* What this task involves *
Copy each line below exactly and leave the pictures out.

[Extracts from a graphics dataset]
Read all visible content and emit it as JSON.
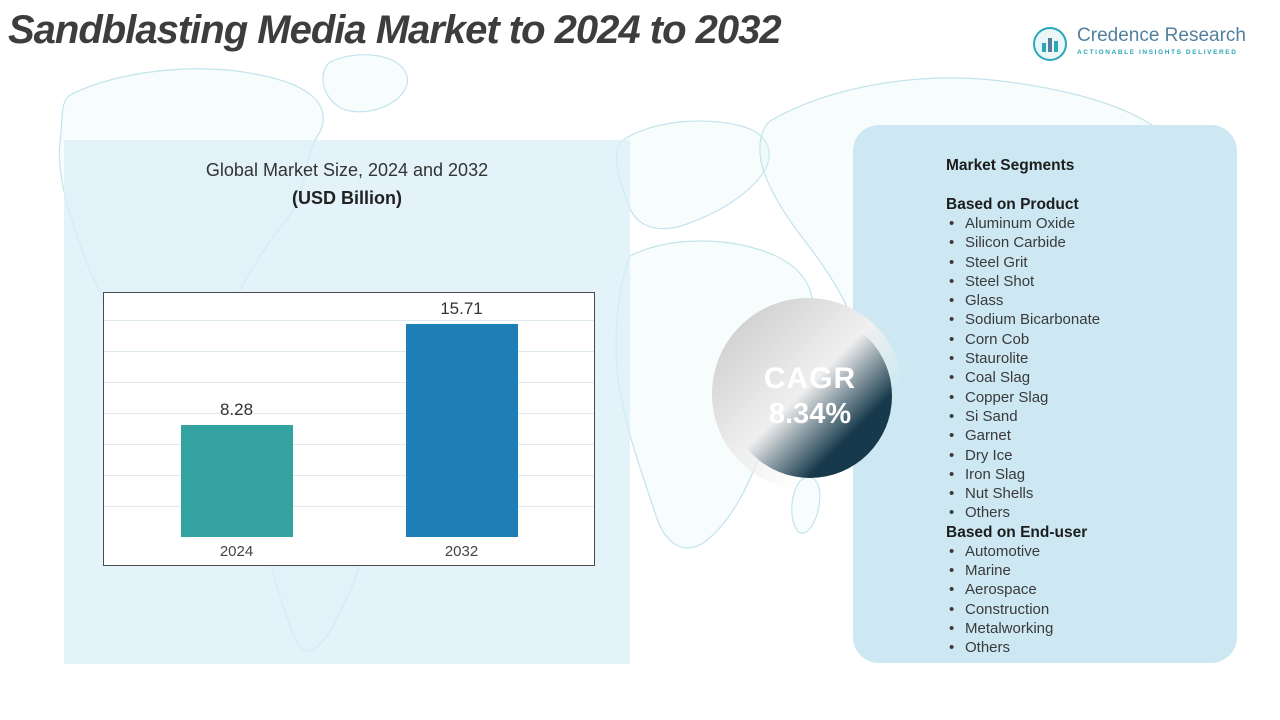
{
  "title": "Sandblasting Media Market to 2024 to 2032",
  "logo": {
    "name": "Credence Research",
    "tagline": "Actionable Insights Delivered"
  },
  "market_size_panel": {
    "title": "Global Market Size, 2024 and 2032",
    "subtitle": "(USD Billion)"
  },
  "chart_data": {
    "type": "bar",
    "title": "Global Market Size, 2024 and 2032",
    "ylabel": "USD Billion",
    "categories": [
      "2024",
      "2032"
    ],
    "values": [
      8.28,
      15.71
    ],
    "ylim": [
      0,
      18
    ],
    "grid": true,
    "legend": "none",
    "colors": [
      "#35a2a2",
      "#1d7fb5"
    ]
  },
  "cagr": {
    "label": "CAGR",
    "value": "8.34%",
    "bg": "#16394b"
  },
  "segments": {
    "heading": "Market Segments",
    "groups": [
      {
        "heading": "Based on Product",
        "items": [
          "Aluminum Oxide",
          "Silicon Carbide",
          "Steel Grit",
          "Steel Shot",
          "Glass",
          "Sodium Bicarbonate",
          "Corn Cob",
          "Staurolite",
          "Coal Slag",
          "Copper Slag",
          "Si Sand",
          "Garnet",
          "Dry Ice",
          "Iron Slag",
          "Nut Shells",
          "Others"
        ]
      },
      {
        "heading": "Based on End-user",
        "items": [
          "Automotive",
          "Marine",
          "Aerospace",
          "Construction",
          "Metalworking",
          "Others"
        ]
      }
    ]
  }
}
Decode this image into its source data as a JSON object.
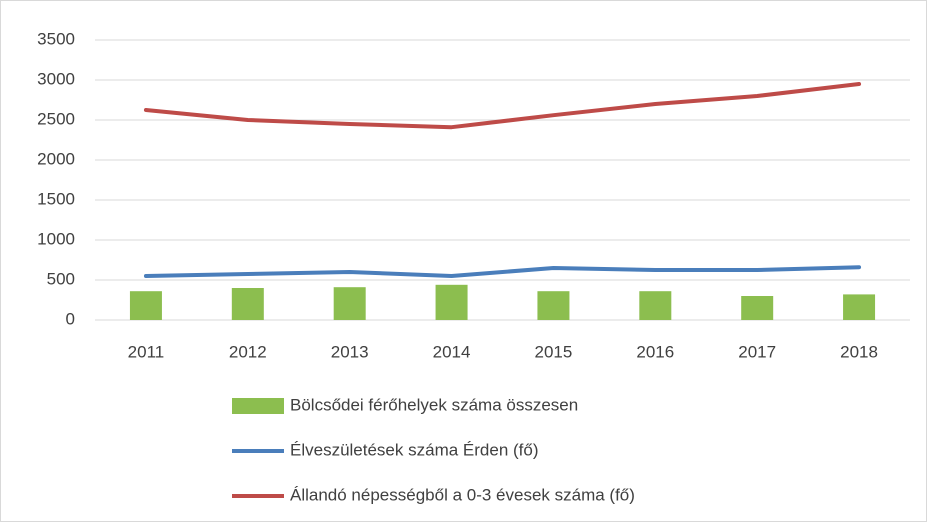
{
  "chart_data": {
    "type": "bar",
    "categories": [
      "2011",
      "2012",
      "2013",
      "2014",
      "2015",
      "2016",
      "2017",
      "2018"
    ],
    "series": [
      {
        "name": "Bölcsődei férőhelyek száma összesen",
        "type": "bar",
        "color": "#8cbe4f",
        "values": [
          360,
          400,
          410,
          440,
          360,
          360,
          300,
          320
        ]
      },
      {
        "name": "Élveszületések száma Érden (fő)",
        "type": "line",
        "color": "#4a7ebb",
        "values": [
          550,
          575,
          600,
          550,
          650,
          625,
          625,
          660
        ]
      },
      {
        "name": "Állandó népességből a 0-3 évesek száma (fő)",
        "type": "line",
        "color": "#be4b48",
        "values": [
          2625,
          2500,
          2450,
          2410,
          2560,
          2700,
          2800,
          2950
        ]
      }
    ],
    "ylim": [
      0,
      3500
    ],
    "yticks": [
      0,
      500,
      1000,
      1500,
      2000,
      2500,
      3000,
      3500
    ],
    "grid": true,
    "legend": "bottom"
  }
}
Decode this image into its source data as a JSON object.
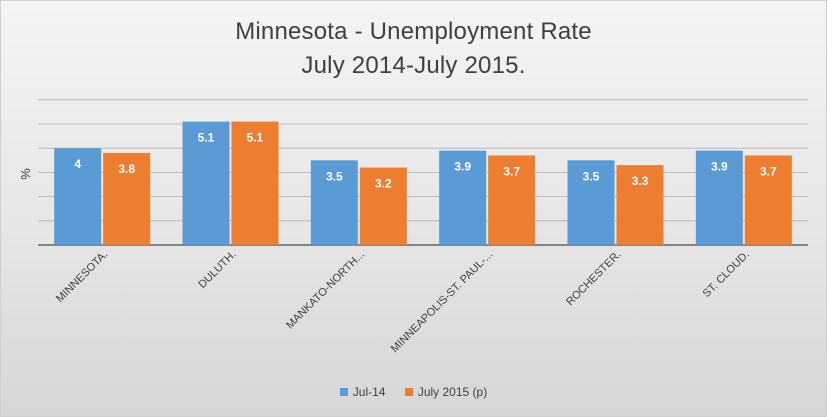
{
  "chart_data": {
    "type": "bar",
    "title": "Minnesota - Unemployment Rate",
    "subtitle": "July 2014-July 2015.",
    "ylabel": "%",
    "ylim": [
      0,
      6
    ],
    "grid": true,
    "legend": "bottom",
    "categories": [
      "MINNESOTA.",
      "DULUTH.",
      "MANKATO-NORTH...",
      "MINNEAPOLIS-ST. PAUL-...",
      "ROCHESTER.",
      "ST. CLOUD."
    ],
    "series": [
      {
        "name": "Jul-14",
        "color": "#5b9bd5",
        "values": [
          4,
          5.1,
          3.5,
          3.9,
          3.5,
          3.9
        ],
        "labels": [
          "4",
          "5.1",
          "3.5",
          "3.9",
          "3.5",
          "3.9"
        ]
      },
      {
        "name": "July 2015 (p)",
        "color": "#ed7d31",
        "values": [
          3.8,
          5.1,
          3.2,
          3.7,
          3.3,
          3.7
        ],
        "labels": [
          "3.8",
          "5.1",
          "3.2",
          "3.7",
          "3.3",
          "3.7"
        ]
      }
    ]
  }
}
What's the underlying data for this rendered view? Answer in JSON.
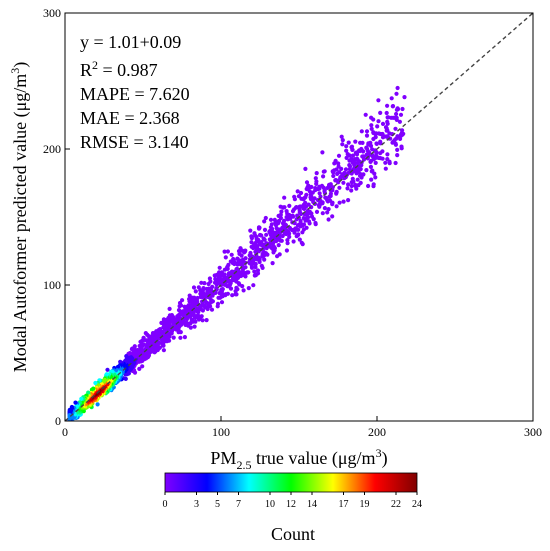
{
  "chart_data": {
    "type": "scatter",
    "subtype": "density-scatter",
    "xlabel": "PM",
    "xlabel_sub": "2.5",
    "xlabel_rest": " true value (μg/m",
    "xlabel_sup": "3",
    "xlabel_close": ")",
    "ylabel": "Modal Autoformer predicted value (μg/m",
    "ylabel_sup": "3",
    "ylabel_close": ")",
    "xlim": [
      0,
      300
    ],
    "ylim": [
      0,
      300
    ],
    "x_ticks": [
      0,
      100,
      200,
      300
    ],
    "y_ticks": [
      0,
      100,
      200,
      300
    ],
    "grid": false,
    "reference_line": {
      "style": "dashed",
      "from": [
        0,
        0
      ],
      "to": [
        300,
        300
      ]
    },
    "fit_line": {
      "slope": 1.01,
      "intercept": 0.09
    },
    "annotations": {
      "equation": "y = 1.01+0.09",
      "r2_label": "R",
      "r2_sup": "2",
      "r2_value": " = 0.987",
      "mape": "MAPE = 7.620",
      "mae": "MAE = 2.368",
      "rmse": "RMSE = 3.140"
    },
    "colorbar": {
      "label": "Count",
      "ticks": [
        "0",
        "3",
        "5",
        "7",
        "10",
        "12",
        "14",
        "17",
        "19",
        "22",
        "24"
      ],
      "min": 0,
      "max": 24,
      "colors": [
        "#8000ff",
        "#4000ff",
        "#0000ff",
        "#0080ff",
        "#00ffff",
        "#00ff80",
        "#00ff00",
        "#80ff00",
        "#ffff00",
        "#ff8000",
        "#ff0000",
        "#c00000",
        "#800000"
      ]
    },
    "density_core": {
      "x_range": [
        5,
        60
      ],
      "description_color_scale": "count"
    }
  }
}
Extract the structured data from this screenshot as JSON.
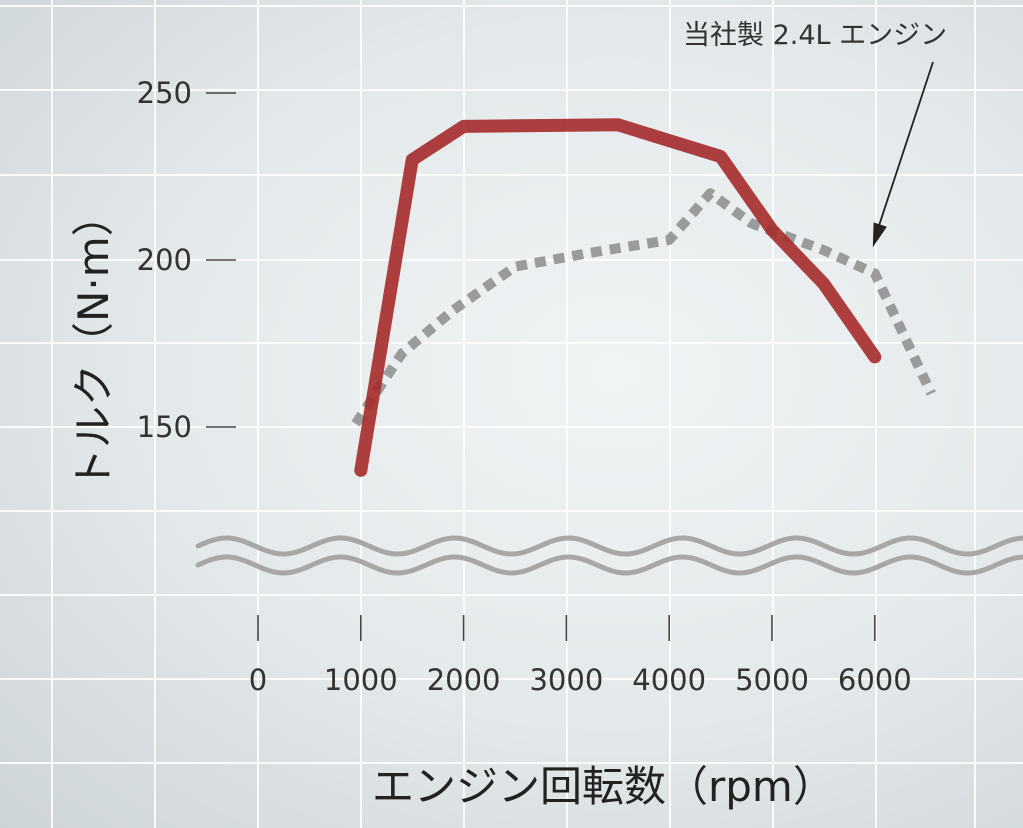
{
  "chart_data": {
    "type": "line",
    "xlabel": "エンジン回転数（rpm）",
    "ylabel": "トルク（N·m）",
    "x_ticks": [
      "0",
      "1000",
      "2000",
      "3000",
      "4000",
      "5000",
      "6000"
    ],
    "y_ticks": [
      "150",
      "200",
      "250"
    ],
    "xlim": [
      0,
      6000
    ],
    "y_break_below": 150,
    "grid": true,
    "series": [
      {
        "color": "#a52a2a",
        "style": "solid",
        "x": [
          1000,
          1500,
          2000,
          3500,
          4500,
          5000,
          5500,
          6000
        ],
        "y": [
          137,
          230,
          240,
          240.5,
          231,
          209,
          193,
          171
        ]
      },
      {
        "name": "当社製 2.4L エンジン",
        "color": "#8c8c8c",
        "style": "dotted",
        "x": [
          950,
          1400,
          1900,
          2500,
          3200,
          4000,
          4400,
          4800,
          5500,
          6000,
          6550
        ],
        "y": [
          151,
          172,
          185,
          198,
          202,
          206,
          220,
          211,
          203,
          196,
          160
        ]
      }
    ],
    "annotations": [
      {
        "text": "当社製 2.4L エンジン",
        "points_to": {
          "x": 6000,
          "y": 199
        }
      }
    ]
  }
}
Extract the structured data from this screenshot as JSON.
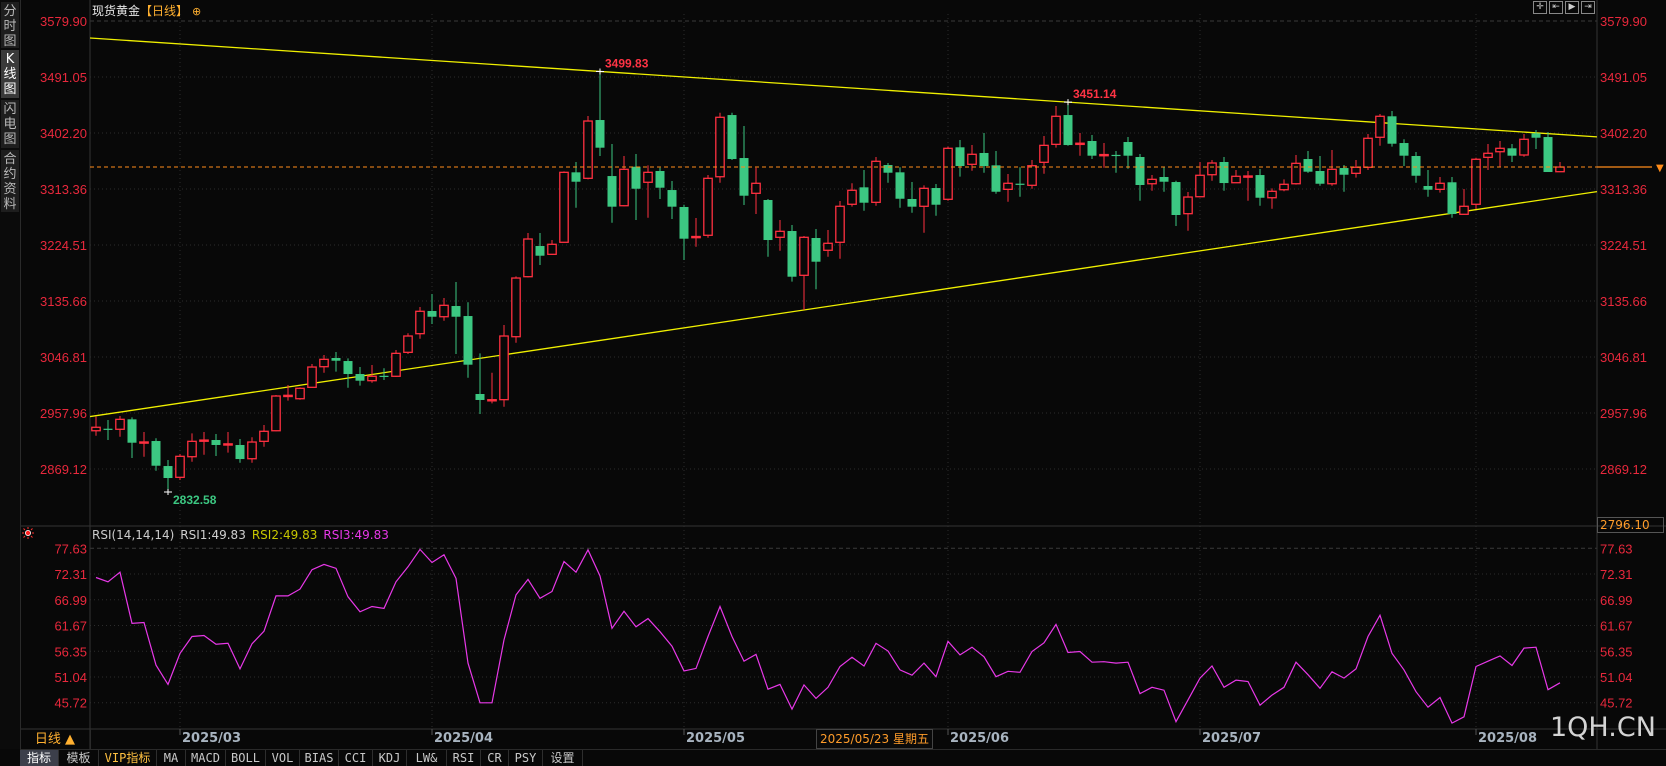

* Written response *
Read all visible content and emit it as JSON.
{
  "title": "Sandblasting Media Market to 2024 to 2032",
  "logo": {
    "name": "Credence Research",
    "tagline": "Actionable Insights Delivered"
  },
  "market_size_panel": {
    "title": "Global Market Size, 2024 and 2032",
    "subtitle": "(USD Billion)"
  },
  "chart_data": {
    "type": "bar",
    "title": "Global Market Size, 2024 and 2032",
    "ylabel": "USD Billion",
    "categories": [
      "2024",
      "2032"
    ],
    "values": [
      8.28,
      15.71
    ],
    "ylim": [
      0,
      18
    ],
    "grid": true,
    "legend": "none",
    "colors": [
      "#35a2a2",
      "#1d7fb5"
    ]
  },
  "cagr": {
    "label": "CAGR",
    "value": "8.34%",
    "bg": "#16394b"
  },
  "segments": {
    "heading": "Market Segments",
    "groups": [
      {
        "heading": "Based on Product",
        "items": [
          "Aluminum Oxide",
          "Silicon Carbide",
          "Steel Grit",
          "Steel Shot",
          "Glass",
          "Sodium Bicarbonate",
          "Corn Cob",
          "Staurolite",
          "Coal Slag",
          "Copper Slag",
          "Si Sand",
          "Garnet",
          "Dry Ice",
          "Iron Slag",
          "Nut Shells",
          "Others"
        ]
      },
      {
        "heading": "Based on End-user",
        "items": [
          "Automotive",
          "Marine",
          "Aerospace",
          "Construction",
          "Metalworking",
          "Others"
        ]
      }
    ]
  }
}
Decode this image into its source data as a JSON object.
{
  "chart_data": {
    "type": "bar",
    "categories": [
      "2011",
      "2012",
      "2013",
      "2014",
      "2015",
      "2016",
      "2017",
      "2018"
    ],
    "series": [
      {
        "name": "Bölcsődei férőhelyek száma összesen",
        "type": "bar",
        "color": "#8cbe4f",
        "values": [
          360,
          400,
          410,
          440,
          360,
          360,
          300,
          320
        ]
      },
      {
        "name": "Élveszületések száma Érden (fő)",
        "type": "line",
        "color": "#4a7ebb",
        "values": [
          550,
          575,
          600,
          550,
          650,
          625,
          625,
          660
        ]
      },
      {
        "name": "Állandó népességből a 0-3 évesek száma (fő)",
        "type": "line",
        "color": "#be4b48",
        "values": [
          2625,
          2500,
          2450,
          2410,
          2560,
          2700,
          2800,
          2950
        ]
      }
    ],
    "ylim": [
      0,
      3500
    ],
    "yticks": [
      0,
      500,
      1000,
      1500,
      2000,
      2500,
      3000,
      3500
    ],
    "grid": true,
    "legend": "bottom"
  }
}
Decode this image into its source data as a JSON object.
{
  "chart_data": {
    "type": "bar",
    "title": "Minnesota - Unemployment Rate",
    "subtitle": "July 2014-July 2015.",
    "ylabel": "%",
    "ylim": [
      0,
      6
    ],
    "grid": true,
    "legend": "bottom",
    "categories": [
      "MINNESOTA.",
      "DULUTH.",
      "MANKATO-NORTH...",
      "MINNEAPOLIS-ST. PAUL-...",
      "ROCHESTER.",
      "ST. CLOUD."
    ],
    "series": [
      {
        "name": "Jul-14",
        "color": "#5b9bd5",
        "values": [
          4,
          5.1,
          3.5,
          3.9,
          3.5,
          3.9
        ],
        "labels": [
          "4",
          "5.1",
          "3.5",
          "3.9",
          "3.5",
          "3.9"
        ]
      },
      {
        "name": "July 2015 (p)",
        "color": "#ed7d31",
        "values": [
          3.8,
          5.1,
          3.2,
          3.7,
          3.3,
          3.7
        ],
        "labels": [
          "3.8",
          "5.1",
          "3.2",
          "3.7",
          "3.3",
          "3.7"
        ]
      }
    ]
  }
}
What's the underlying data for this rendered view? Answer in JSON.
{
  "chart_data": {
    "type": "scatter",
    "subtype": "density-scatter",
    "xlabel": "PM",
    "xlabel_sub": "2.5",
    "xlabel_rest": " true value (μg/m",
    "xlabel_sup": "3",
    "xlabel_close": ")",
    "ylabel": "Modal Autoformer predicted value (μg/m",
    "ylabel_sup": "3",
    "ylabel_close": ")",
    "xlim": [
      0,
      300
    ],
    "ylim": [
      0,
      300
    ],
    "x_ticks": [
      0,
      100,
      200,
      300
    ],
    "y_ticks": [
      0,
      100,
      200,
      300
    ],
    "grid": false,
    "reference_line": {
      "style": "dashed",
      "from": [
        0,
        0
      ],
      "to": [
        300,
        300
      ]
    },
    "fit_line": {
      "slope": 1.01,
      "intercept": 0.09
    },
    "annotations": {
      "equation": "y = 1.01+0.09",
      "r2_label": "R",
      "r2_sup": "2",
      "r2_value": " = 0.987",
      "mape": "MAPE = 7.620",
      "mae": "MAE = 2.368",
      "rmse": "RMSE = 3.140"
    },
    "colorbar": {
      "label": "Count",
      "ticks": [
        "0",
        "3",
        "5",
        "7",
        "10",
        "12",
        "14",
        "17",
        "19",
        "22",
        "24"
      ],
      "min": 0,
      "max": 24,
      "colors": [
        "#8000ff",
        "#4000ff",
        "#0000ff",
        "#0080ff",
        "#00ffff",
        "#00ff80",
        "#00ff00",
        "#80ff00",
        "#ffff00",
        "#ff8000",
        "#ff0000",
        "#c00000",
        "#800000"
      ]
    },
    "density_core": {
      "x_range": [
        5,
        60
      ],
      "description_color_scale": "count"
    }
  }
}
Extract the structured data from this screenshot as JSON.
{
  "chart_data": {
    "type": "line",
    "xlabel": "エンジン回転数（rpm）",
    "ylabel": "トルク（N·m）",
    "x_ticks": [
      "0",
      "1000",
      "2000",
      "3000",
      "4000",
      "5000",
      "6000"
    ],
    "y_ticks": [
      "150",
      "200",
      "250"
    ],
    "xlim": [
      0,
      6000
    ],
    "y_break_below": 150,
    "grid": true,
    "series": [
      {
        "color": "#a52a2a",
        "style": "solid",
        "x": [
          1000,
          1500,
          2000,
          3500,
          4500,
          5000,
          5500,
          6000
        ],
        "y": [
          137,
          230,
          240,
          240.5,
          231,
          209,
          193,
          171
        ]
      },
      {
        "name": "当社製 2.4L エンジン",
        "color": "#8c8c8c",
        "style": "dotted",
        "x": [
          950,
          1400,
          1900,
          2500,
          3200,
          4000,
          4400,
          4800,
          5500,
          6000,
          6550
        ],
        "y": [
          151,
          172,
          185,
          198,
          202,
          206,
          220,
          211,
          203,
          196,
          160
        ]
      }
    ],
    "annotations": [
      {
        "text": "当社製 2.4L エンジン",
        "points_to": {
          "x": 6000,
          "y": 199
        }
      }
    ]
  }
}
Extract the structured data from this screenshot as JSON.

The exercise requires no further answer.